**TASK TO CARRY OUT:** Copy the data precisely, character for character, and leave out every picture.

**DATA IN THIS EXERCISE:**
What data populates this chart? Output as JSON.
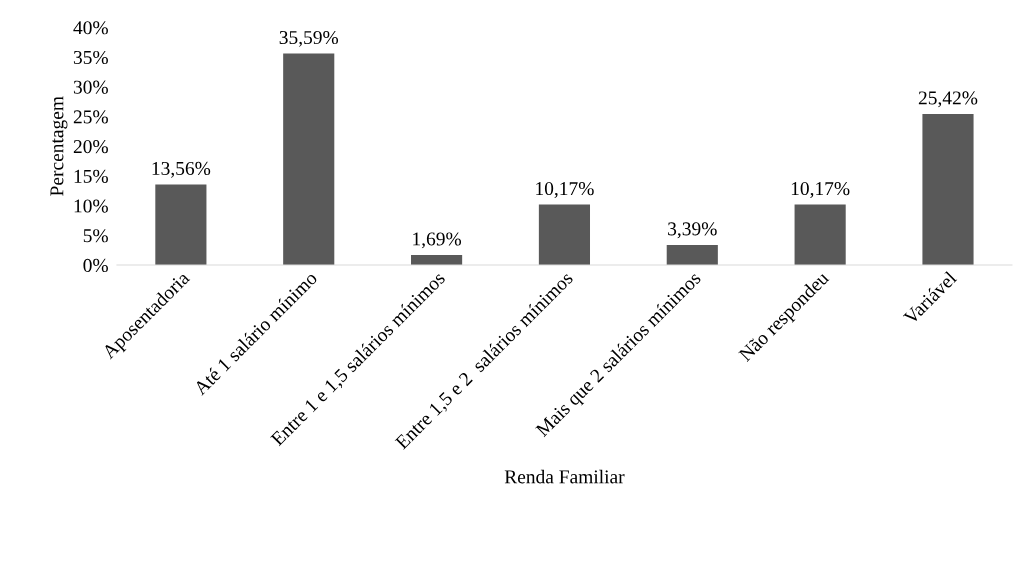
{
  "chart_data": {
    "type": "bar",
    "xlabel": "Renda Familiar",
    "ylabel": "Percentagem",
    "categories": [
      "Aposentadoria",
      "Até 1 salário mínimo",
      "Entre 1 e 1,5 salários mínimos",
      "Entre 1,5 e 2  salários mínimos",
      "Mais que 2 salários mínimos",
      "Não respondeu",
      "Variável"
    ],
    "values": [
      13.56,
      35.59,
      1.69,
      10.17,
      3.39,
      10.17,
      25.42
    ],
    "value_labels": [
      "13,56%",
      "35,59%",
      "1,69%",
      "10,17%",
      "3,39%",
      "10,17%",
      "25,42%"
    ],
    "color": "#595959",
    "ylim": [
      0,
      40
    ],
    "yticks": [
      {
        "value": 0,
        "label": "0%"
      },
      {
        "value": 5,
        "label": "5%"
      },
      {
        "value": 10,
        "label": "10%"
      },
      {
        "value": 15,
        "label": "15%"
      },
      {
        "value": 20,
        "label": "20%"
      },
      {
        "value": 25,
        "label": "25%"
      },
      {
        "value": 30,
        "label": "30%"
      },
      {
        "value": 35,
        "label": "35%"
      },
      {
        "value": 40,
        "label": "40%"
      }
    ],
    "grid": false,
    "legend": false
  }
}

**EXPECTED ANSWER:**
What data populates this chart? Output as JSON.
{
  "chart_data": {
    "type": "bar",
    "xlabel": "Renda Familiar",
    "ylabel": "Percentagem",
    "categories": [
      "Aposentadoria",
      "Até 1 salário mínimo",
      "Entre 1 e 1,5 salários mínimos",
      "Entre 1,5 e 2  salários mínimos",
      "Mais que 2 salários mínimos",
      "Não respondeu",
      "Variável"
    ],
    "values": [
      13.56,
      35.59,
      1.69,
      10.17,
      3.39,
      10.17,
      25.42
    ],
    "value_labels": [
      "13,56%",
      "35,59%",
      "1,69%",
      "10,17%",
      "3,39%",
      "10,17%",
      "25,42%"
    ],
    "color": "#595959",
    "ylim": [
      0,
      40
    ],
    "yticks": [
      {
        "value": 0,
        "label": "0%"
      },
      {
        "value": 5,
        "label": "5%"
      },
      {
        "value": 10,
        "label": "10%"
      },
      {
        "value": 15,
        "label": "15%"
      },
      {
        "value": 20,
        "label": "20%"
      },
      {
        "value": 25,
        "label": "25%"
      },
      {
        "value": 30,
        "label": "30%"
      },
      {
        "value": 35,
        "label": "35%"
      },
      {
        "value": 40,
        "label": "40%"
      }
    ],
    "grid": false,
    "legend": false
  }
}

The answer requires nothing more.